[Dataset items]
· · ·
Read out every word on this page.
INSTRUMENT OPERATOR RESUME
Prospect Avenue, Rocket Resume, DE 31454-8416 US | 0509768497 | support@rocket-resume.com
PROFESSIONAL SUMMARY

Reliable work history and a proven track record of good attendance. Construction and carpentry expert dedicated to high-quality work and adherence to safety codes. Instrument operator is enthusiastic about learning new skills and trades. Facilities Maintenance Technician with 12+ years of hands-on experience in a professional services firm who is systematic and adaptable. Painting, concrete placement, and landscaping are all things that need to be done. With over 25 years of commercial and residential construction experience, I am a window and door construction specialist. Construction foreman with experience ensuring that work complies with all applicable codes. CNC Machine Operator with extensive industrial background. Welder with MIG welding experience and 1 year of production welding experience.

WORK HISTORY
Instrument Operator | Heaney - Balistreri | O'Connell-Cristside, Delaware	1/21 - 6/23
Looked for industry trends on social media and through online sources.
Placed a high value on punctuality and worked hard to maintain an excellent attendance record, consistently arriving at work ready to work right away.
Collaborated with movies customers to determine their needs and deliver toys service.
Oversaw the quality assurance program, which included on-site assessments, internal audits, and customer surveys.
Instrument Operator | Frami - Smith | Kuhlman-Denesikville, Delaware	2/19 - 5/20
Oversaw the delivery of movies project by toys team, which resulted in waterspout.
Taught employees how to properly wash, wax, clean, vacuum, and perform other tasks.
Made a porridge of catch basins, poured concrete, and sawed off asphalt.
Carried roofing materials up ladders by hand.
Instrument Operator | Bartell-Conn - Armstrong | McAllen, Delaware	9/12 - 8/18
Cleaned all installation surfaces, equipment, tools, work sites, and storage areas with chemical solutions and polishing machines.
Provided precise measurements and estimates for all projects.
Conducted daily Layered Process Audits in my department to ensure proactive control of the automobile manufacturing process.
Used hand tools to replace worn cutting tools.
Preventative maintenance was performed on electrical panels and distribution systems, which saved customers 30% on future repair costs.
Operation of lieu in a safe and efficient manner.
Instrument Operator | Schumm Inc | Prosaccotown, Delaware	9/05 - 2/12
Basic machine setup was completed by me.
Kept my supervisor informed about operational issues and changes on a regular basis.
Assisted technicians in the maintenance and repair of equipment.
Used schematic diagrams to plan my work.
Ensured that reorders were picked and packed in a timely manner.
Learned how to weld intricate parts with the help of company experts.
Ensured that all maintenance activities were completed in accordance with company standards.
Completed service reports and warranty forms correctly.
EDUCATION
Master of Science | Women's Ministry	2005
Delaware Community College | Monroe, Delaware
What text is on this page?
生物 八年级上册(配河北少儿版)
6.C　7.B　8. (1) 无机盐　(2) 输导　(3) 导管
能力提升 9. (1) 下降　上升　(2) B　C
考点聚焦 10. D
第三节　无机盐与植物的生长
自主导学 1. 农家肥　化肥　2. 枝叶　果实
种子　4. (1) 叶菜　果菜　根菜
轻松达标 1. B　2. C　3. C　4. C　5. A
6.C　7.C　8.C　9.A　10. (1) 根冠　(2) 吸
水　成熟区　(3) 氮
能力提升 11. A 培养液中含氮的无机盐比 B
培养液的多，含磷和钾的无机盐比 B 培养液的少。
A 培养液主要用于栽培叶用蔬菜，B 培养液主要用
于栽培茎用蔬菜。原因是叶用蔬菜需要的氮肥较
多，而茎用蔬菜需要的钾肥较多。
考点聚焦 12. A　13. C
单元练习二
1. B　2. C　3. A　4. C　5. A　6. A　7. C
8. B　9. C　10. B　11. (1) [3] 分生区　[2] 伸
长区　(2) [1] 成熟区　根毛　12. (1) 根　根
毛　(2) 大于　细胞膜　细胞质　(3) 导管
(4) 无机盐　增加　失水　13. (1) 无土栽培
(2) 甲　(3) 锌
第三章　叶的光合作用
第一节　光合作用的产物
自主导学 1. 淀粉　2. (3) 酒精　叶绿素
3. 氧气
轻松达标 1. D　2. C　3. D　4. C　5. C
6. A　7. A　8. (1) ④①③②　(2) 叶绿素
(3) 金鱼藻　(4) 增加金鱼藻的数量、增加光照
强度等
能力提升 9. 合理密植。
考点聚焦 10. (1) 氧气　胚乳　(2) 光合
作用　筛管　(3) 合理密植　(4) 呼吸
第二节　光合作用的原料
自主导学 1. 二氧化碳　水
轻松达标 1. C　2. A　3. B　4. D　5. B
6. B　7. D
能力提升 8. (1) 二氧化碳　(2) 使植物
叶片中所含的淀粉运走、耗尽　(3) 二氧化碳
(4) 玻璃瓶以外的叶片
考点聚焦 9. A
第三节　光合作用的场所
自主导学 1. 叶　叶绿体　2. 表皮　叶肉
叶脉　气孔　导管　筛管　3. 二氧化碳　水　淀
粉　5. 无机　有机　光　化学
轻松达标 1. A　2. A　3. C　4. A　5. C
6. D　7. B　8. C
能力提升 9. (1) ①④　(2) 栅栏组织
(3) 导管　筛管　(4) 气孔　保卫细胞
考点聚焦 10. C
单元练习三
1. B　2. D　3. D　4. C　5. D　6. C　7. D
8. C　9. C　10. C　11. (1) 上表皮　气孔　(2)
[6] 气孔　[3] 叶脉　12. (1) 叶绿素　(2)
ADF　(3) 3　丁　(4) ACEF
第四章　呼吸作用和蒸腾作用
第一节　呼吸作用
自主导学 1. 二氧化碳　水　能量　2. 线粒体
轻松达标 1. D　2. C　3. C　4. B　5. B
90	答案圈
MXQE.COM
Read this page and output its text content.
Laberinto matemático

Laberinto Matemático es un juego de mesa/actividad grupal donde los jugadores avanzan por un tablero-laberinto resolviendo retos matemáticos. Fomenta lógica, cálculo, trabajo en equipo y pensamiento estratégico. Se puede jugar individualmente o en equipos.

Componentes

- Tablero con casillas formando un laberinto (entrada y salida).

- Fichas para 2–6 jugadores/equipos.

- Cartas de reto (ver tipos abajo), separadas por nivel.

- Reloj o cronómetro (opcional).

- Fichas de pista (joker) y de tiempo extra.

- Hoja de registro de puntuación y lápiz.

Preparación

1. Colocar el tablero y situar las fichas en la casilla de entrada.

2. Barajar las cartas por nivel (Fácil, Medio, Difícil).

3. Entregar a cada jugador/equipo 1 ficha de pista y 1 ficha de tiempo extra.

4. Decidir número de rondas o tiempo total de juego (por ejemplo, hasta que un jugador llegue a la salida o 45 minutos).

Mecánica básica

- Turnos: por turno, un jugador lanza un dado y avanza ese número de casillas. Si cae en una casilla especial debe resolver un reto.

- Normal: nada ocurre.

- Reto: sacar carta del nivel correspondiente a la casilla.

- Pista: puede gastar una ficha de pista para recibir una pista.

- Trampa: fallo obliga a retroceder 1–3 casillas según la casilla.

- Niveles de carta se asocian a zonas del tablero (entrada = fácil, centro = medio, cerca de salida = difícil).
· · ·
### Directions
Reproduce the full listing exactly.

### Solution to this task
Read out every word on this page.
INSTRUMENT OPERATOR RESUME
Prospect Avenue, Rocket Resume, DE 31454-8416 US | 0509768497 | support@rocket-resume.com
PROFESSIONAL SUMMARY

Reliable work history and a proven track record of good attendance. Construction and carpentry expert dedicated to high-quality work and adherence to safety codes. Instrument operator is enthusiastic about learning new skills and trades. Facilities Maintenance Technician with 12+ years of hands-on experience in a professional services firm who is systematic and adaptable. Painting, concrete placement, and landscaping are all things that need to be done. With over 25 years of commercial and residential construction experience, I am a window and door construction specialist. Construction foreman with experience ensuring that work complies with all applicable codes. CNC Machine Operator with extensive industrial background. Welder with MIG welding experience and 1 year of production welding experience.

WORK HISTORY
Instrument Operator | Heaney - Balistreri | O'Connell-Cristside, Delaware	1/21 - 6/23
Looked for industry trends on social media and through online sources.
Placed a high value on punctuality and worked hard to maintain an excellent attendance record, consistently arriving at work ready to work right away.
Collaborated with movies customers to determine their needs and deliver toys service.
Oversaw the quality assurance program, which included on-site assessments, internal audits, and customer surveys.
Instrument Operator | Frami - Smith | Kuhlman-Denesikville, Delaware	2/19 - 5/20
Oversaw the delivery of movies project by toys team, which resulted in waterspout.
Taught employees how to properly wash, wax, clean, vacuum, and perform other tasks.
Made a porridge of catch basins, poured concrete, and sawed off asphalt.
Carried roofing materials up ladders by hand.
Instrument Operator | Bartell-Conn - Armstrong | McAllen, Delaware	9/12 - 8/18
Cleaned all installation surfaces, equipment, tools, work sites, and storage areas with chemical solutions and polishing machines.
Provided precise measurements and estimates for all projects.
Conducted daily Layered Process Audits in my department to ensure proactive control of the automobile manufacturing process.
Used hand tools to replace worn cutting tools.
Preventative maintenance was performed on electrical panels and distribution systems, which saved customers 30% on future repair costs.
Operation of lieu in a safe and efficient manner.
Instrument Operator | Schumm Inc | Prosaccotown, Delaware	9/05 - 2/12
Basic machine setup was completed by me.
Kept my supervisor informed about operational issues and changes on a regular basis.
Assisted technicians in the maintenance and repair of equipment.
Used schematic diagrams to plan my work.
Ensured that reorders were picked and packed in a timely manner.
Learned how to weld intricate parts with the help of company experts.
Ensured that all maintenance activities were completed in accordance with company standards.
Completed service reports and warranty forms correctly.
EDUCATION
Master of Science | Women's Ministry	2005
Delaware Community College | Monroe, Delaware
What text is on this page?
生物 八年级上册(配河北少儿版)
6.C　7.B　8. (1) 无机盐　(2) 输导　(3) 导管
能力提升 9. (1) 下降　上升　(2) B　C
考点聚焦 10. D
第三节　无机盐与植物的生长
自主导学 1. 农家肥　化肥　2. 枝叶　果实
种子　4. (1) 叶菜　果菜　根菜
轻松达标 1. B　2. C　3. C　4. C　5. A
6.C　7.C　8.C　9.A　10. (1) 根冠　(2) 吸
水　成熟区　(3) 氮
能力提升 11. A 培养液中含氮的无机盐比 B
培养液的多，含磷和钾的无机盐比 B 培养液的少。
A 培养液主要用于栽培叶用蔬菜，B 培养液主要用
于栽培茎用蔬菜。原因是叶用蔬菜需要的氮肥较
多，而茎用蔬菜需要的钾肥较多。
考点聚焦 12. A　13. C
单元练习二
1. B　2. C　3. A　4. C　5. A　6. A　7. C
8. B　9. C　10. B　11. (1) [3] 分生区　[2] 伸
长区　(2) [1] 成熟区　根毛　12. (1) 根　根
毛　(2) 大于　细胞膜　细胞质　(3) 导管
(4) 无机盐　增加　失水　13. (1) 无土栽培
(2) 甲　(3) 锌
第三章　叶的光合作用
第一节　光合作用的产物
自主导学 1. 淀粉　2. (3) 酒精　叶绿素
3. 氧气
轻松达标 1. D　2. C　3. D　4. C　5. C
6. A　7. A　8. (1) ④①③②　(2) 叶绿素
(3) 金鱼藻　(4) 增加金鱼藻的数量、增加光照
强度等
能力提升 9. 合理密植。
考点聚焦 10. (1) 氧气　胚乳　(2) 光合
作用　筛管　(3) 合理密植　(4) 呼吸
第二节　光合作用的原料
自主导学 1. 二氧化碳　水
轻松达标 1. C　2. A　3. B　4. D　5. B
6. B　7. D
能力提升 8. (1) 二氧化碳　(2) 使植物
叶片中所含的淀粉运走、耗尽　(3) 二氧化碳
(4) 玻璃瓶以外的叶片
考点聚焦 9. A
第三节　光合作用的场所
自主导学 1. 叶　叶绿体　2. 表皮　叶肉
叶脉　气孔　导管　筛管　3. 二氧化碳　水　淀
粉　5. 无机　有机　光　化学
轻松达标 1. A　2. A　3. C　4. A　5. C
6. D　7. B　8. C
能力提升 9. (1) ①④　(2) 栅栏组织
(3) 导管　筛管　(4) 气孔　保卫细胞
考点聚焦 10. C
单元练习三
1. B　2. D　3. D　4. C　5. D　6. C　7. D
8. C　9. C　10. C　11. (1) 上表皮　气孔　(2)
[6] 气孔　[3] 叶脉　12. (1) 叶绿素　(2)
ADF　(3) 3　丁　(4) ACEF
第四章　呼吸作用和蒸腾作用
第一节　呼吸作用
自主导学 1. 二氧化碳　水　能量　2. 线粒体
轻松达标 1. D　2. C　3. C　4. B　5. B
90	答案圈
MXQE.COM
Read this page and output its text content.
Laberinto matemático

Laberinto Matemático es un juego de mesa/actividad grupal donde los jugadores avanzan por un tablero-laberinto resolviendo retos matemáticos. Fomenta lógica, cálculo, trabajo en equipo y pensamiento estratégico. Se puede jugar individualmente o en equipos.

Componentes

- Tablero con casillas formando un laberinto (entrada y salida).

- Fichas para 2–6 jugadores/equipos.

- Cartas de reto (ver tipos abajo), separadas por nivel.

- Reloj o cronómetro (opcional).

- Fichas de pista (joker) y de tiempo extra.

- Hoja de registro de puntuación y lápiz.

Preparación

1. Colocar el tablero y situar las fichas en la casilla de entrada.

2. Barajar las cartas por nivel (Fácil, Medio, Difícil).

3. Entregar a cada jugador/equipo 1 ficha de pista y 1 ficha de tiempo extra.

4. Decidir número de rondas o tiempo total de juego (por ejemplo, hasta que un jugador llegue a la salida o 45 minutos).

Mecánica básica

- Turnos: por turno, un jugador lanza un dado y avanza ese número de casillas. Si cae en una casilla especial debe resolver un reto.

- Normal: nada ocurre.

- Reto: sacar carta del nivel correspondiente a la casilla.

- Pista: puede gastar una ficha de pista para recibir una pista.

- Trampa: fallo obliga a retroceder 1–3 casillas según la casilla.

- Niveles de carta se asocian a zonas del tablero (entrada = fácil, centro = medio, cerca de salida = difícil).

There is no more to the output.